*TO DO*:
Render every line from the one containing "data-label: 50.7% xyxy=(298,166,331,174)" down to the one containing "legend-label: Eau de", both ends included, as a JSON list of strings with one string per line, skipping blank lines.

*SUPPLIED MATERIAL*:
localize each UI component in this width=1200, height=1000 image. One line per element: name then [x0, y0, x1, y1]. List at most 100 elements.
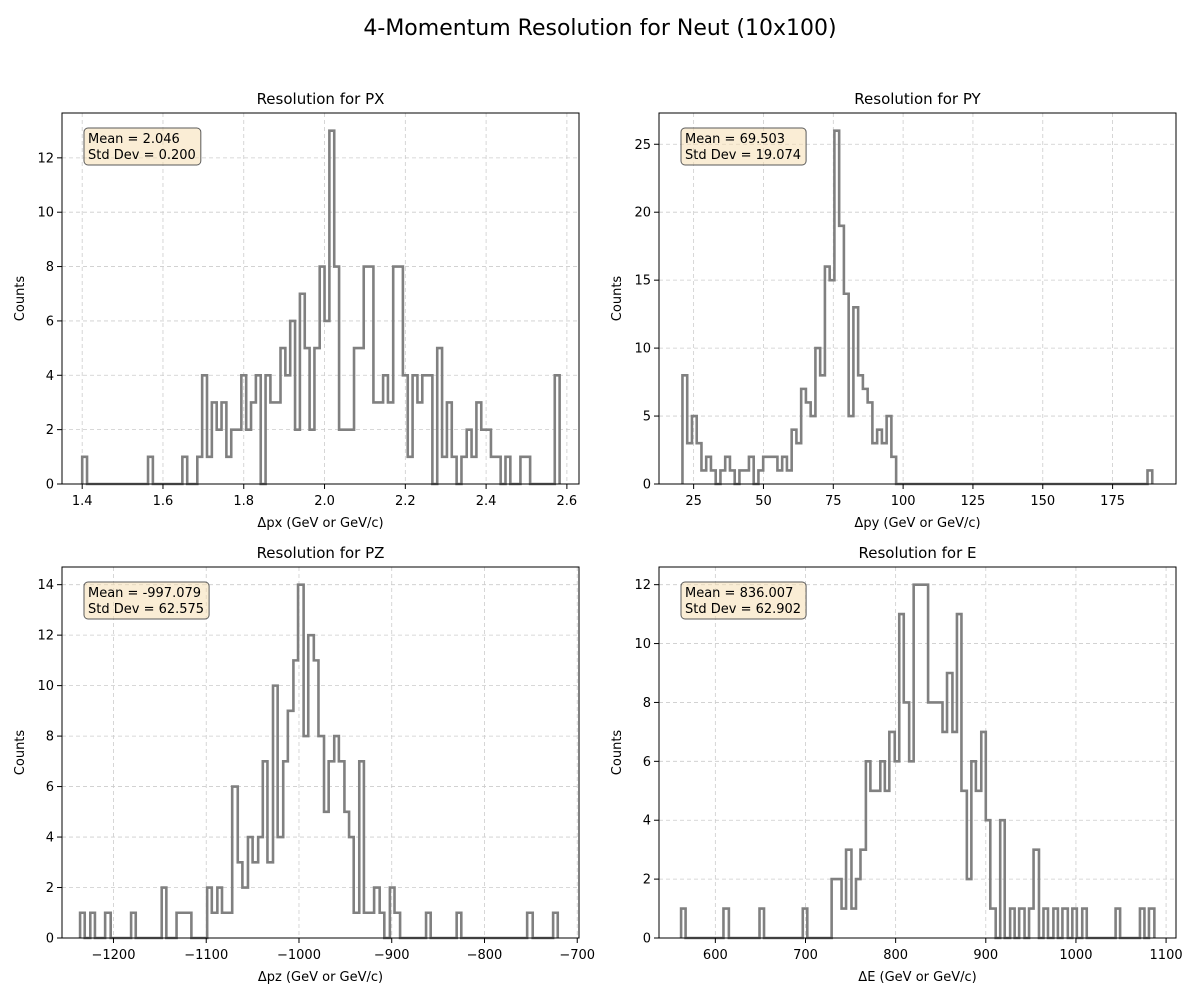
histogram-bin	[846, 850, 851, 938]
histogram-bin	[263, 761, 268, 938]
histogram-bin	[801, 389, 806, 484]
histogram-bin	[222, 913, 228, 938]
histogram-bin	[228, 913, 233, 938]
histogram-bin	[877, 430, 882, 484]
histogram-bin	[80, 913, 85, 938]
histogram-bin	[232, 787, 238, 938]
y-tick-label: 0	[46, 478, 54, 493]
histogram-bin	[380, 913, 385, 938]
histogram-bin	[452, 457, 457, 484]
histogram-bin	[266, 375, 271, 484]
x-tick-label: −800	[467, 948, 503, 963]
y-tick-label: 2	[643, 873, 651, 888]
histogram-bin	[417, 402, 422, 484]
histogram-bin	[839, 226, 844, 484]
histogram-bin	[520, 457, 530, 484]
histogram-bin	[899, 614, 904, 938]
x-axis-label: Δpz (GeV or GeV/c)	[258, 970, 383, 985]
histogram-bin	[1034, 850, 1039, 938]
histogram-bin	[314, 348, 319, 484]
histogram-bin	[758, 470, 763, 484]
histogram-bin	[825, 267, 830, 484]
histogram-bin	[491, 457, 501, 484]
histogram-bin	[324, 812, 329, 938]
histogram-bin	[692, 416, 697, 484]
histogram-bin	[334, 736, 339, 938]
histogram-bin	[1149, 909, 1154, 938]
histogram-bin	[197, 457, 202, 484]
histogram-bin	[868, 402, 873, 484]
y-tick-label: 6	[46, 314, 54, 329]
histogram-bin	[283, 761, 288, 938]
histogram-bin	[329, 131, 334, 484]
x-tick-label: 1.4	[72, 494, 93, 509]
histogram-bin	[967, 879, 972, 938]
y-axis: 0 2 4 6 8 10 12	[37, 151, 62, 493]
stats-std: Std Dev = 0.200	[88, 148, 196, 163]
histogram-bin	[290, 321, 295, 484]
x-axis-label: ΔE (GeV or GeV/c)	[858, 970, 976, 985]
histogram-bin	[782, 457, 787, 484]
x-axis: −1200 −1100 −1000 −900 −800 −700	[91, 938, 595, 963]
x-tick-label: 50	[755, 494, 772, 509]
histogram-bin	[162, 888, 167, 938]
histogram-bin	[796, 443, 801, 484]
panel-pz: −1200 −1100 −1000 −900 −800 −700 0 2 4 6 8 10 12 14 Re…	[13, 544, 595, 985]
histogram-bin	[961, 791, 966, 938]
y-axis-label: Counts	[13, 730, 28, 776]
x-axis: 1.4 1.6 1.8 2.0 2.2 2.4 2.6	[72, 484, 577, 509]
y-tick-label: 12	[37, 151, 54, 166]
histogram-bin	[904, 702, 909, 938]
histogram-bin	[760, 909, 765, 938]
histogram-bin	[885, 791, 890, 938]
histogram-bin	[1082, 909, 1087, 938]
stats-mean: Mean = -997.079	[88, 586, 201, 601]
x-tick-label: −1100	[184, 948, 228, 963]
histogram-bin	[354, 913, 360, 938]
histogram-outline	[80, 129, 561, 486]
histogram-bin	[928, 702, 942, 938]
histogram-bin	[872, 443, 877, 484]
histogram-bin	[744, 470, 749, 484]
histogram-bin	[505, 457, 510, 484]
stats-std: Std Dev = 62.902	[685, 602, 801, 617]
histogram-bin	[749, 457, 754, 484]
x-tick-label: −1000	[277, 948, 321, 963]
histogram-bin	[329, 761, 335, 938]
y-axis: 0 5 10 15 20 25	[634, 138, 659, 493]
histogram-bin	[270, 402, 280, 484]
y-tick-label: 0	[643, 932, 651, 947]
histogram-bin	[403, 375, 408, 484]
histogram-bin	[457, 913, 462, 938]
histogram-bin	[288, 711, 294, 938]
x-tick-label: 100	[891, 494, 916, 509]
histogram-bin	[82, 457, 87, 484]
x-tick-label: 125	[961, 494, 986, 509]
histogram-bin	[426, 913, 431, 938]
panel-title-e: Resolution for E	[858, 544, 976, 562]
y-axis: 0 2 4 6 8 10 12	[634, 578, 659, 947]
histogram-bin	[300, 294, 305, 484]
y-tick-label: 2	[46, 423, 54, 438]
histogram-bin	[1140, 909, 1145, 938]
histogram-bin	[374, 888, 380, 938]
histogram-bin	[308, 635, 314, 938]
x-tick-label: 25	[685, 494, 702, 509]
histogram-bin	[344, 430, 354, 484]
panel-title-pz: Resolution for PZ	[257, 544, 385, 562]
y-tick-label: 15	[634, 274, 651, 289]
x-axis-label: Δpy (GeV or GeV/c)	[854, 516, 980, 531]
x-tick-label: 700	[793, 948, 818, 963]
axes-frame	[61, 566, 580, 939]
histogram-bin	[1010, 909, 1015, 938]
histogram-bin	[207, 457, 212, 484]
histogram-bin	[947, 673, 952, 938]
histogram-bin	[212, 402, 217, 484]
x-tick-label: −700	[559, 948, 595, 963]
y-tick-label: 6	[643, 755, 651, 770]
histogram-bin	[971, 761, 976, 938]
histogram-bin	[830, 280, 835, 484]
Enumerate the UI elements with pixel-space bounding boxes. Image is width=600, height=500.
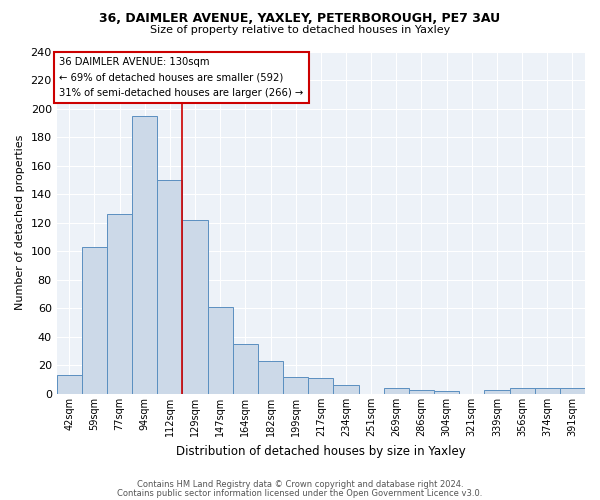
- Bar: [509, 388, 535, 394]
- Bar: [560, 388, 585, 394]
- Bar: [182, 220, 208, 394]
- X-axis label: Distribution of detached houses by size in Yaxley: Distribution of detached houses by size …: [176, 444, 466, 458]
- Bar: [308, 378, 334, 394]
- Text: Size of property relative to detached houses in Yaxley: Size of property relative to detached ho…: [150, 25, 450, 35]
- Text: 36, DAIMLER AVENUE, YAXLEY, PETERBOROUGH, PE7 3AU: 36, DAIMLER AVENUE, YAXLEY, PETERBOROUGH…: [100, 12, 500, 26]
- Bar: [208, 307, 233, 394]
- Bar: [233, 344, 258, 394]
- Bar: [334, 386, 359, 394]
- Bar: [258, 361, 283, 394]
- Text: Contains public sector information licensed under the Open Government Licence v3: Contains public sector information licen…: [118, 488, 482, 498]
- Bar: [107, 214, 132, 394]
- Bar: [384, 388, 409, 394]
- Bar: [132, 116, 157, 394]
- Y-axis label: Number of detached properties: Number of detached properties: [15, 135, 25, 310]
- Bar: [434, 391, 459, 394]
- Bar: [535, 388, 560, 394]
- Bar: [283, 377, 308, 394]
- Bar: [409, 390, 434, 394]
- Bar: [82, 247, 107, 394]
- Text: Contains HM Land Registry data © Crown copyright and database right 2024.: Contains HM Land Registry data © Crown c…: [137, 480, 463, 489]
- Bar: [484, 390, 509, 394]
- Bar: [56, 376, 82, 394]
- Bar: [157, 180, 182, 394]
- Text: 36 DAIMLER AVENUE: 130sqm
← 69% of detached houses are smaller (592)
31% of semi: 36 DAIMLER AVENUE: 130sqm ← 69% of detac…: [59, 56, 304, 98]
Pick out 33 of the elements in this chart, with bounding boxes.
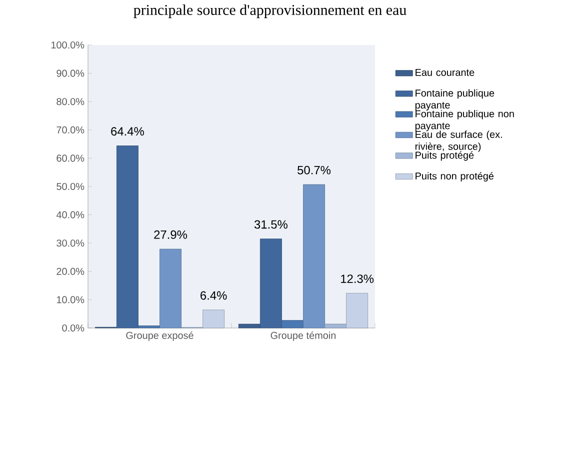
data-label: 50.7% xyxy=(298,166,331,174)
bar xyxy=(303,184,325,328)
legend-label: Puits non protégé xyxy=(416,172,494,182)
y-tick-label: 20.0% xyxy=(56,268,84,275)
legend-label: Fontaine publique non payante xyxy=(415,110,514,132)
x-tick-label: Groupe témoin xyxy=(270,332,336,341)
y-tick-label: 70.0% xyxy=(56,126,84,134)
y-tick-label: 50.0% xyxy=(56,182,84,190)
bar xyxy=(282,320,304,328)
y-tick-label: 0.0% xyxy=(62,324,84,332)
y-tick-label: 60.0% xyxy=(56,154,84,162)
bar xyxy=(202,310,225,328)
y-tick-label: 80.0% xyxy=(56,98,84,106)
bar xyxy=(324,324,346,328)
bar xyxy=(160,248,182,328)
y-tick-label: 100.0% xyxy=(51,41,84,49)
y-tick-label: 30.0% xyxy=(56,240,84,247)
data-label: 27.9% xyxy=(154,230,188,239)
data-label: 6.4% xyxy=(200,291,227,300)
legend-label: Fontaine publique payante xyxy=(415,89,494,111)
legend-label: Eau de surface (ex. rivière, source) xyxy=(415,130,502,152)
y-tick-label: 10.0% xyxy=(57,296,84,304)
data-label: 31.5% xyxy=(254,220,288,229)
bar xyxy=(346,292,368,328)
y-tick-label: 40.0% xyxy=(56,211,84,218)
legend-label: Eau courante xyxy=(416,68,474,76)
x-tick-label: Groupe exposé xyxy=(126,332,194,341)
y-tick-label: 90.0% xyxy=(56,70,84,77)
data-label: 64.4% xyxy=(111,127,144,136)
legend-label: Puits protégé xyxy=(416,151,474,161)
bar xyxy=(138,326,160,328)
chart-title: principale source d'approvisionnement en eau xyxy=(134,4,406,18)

*OUTPUT FOR THIS TASK*:
[
  "data-label: 50.7% xyxy=(298,166,331,174)",
  "bar xyxy=(303,184,325,328)",
  "legend-label: Puits non protégé xyxy=(416,172,494,182)",
  "y-tick-label: 20.0% xyxy=(56,268,84,275)",
  "legend-label: Fontaine publique non payante xyxy=(415,110,514,132)",
  "x-tick-label: Groupe témoin xyxy=(270,332,336,341)",
  "y-tick-label: 70.0% xyxy=(56,126,84,134)",
  "y-tick-label: 50.0% xyxy=(56,182,84,190)",
  "bar xyxy=(282,320,304,328)",
  "y-tick-label: 0.0% xyxy=(62,324,84,332)",
  "y-tick-label: 60.0% xyxy=(56,154,84,162)",
  "bar xyxy=(202,310,225,328)",
  "y-tick-label: 80.0% xyxy=(56,98,84,106)",
  "bar xyxy=(324,324,346,328)",
  "bar xyxy=(160,248,182,328)",
  "y-tick-label: 100.0% xyxy=(51,41,84,49)",
  "y-tick-label: 30.0% xyxy=(56,240,84,247)",
  "data-label: 27.9% xyxy=(154,230,188,239)",
  "data-label: 6.4% xyxy=(200,291,227,300)",
  "legend-label: Fontaine publique payante xyxy=(415,89,494,111)",
  "legend-label: Eau de surface (ex. rivière, source) xyxy=(415,130,502,152)"
]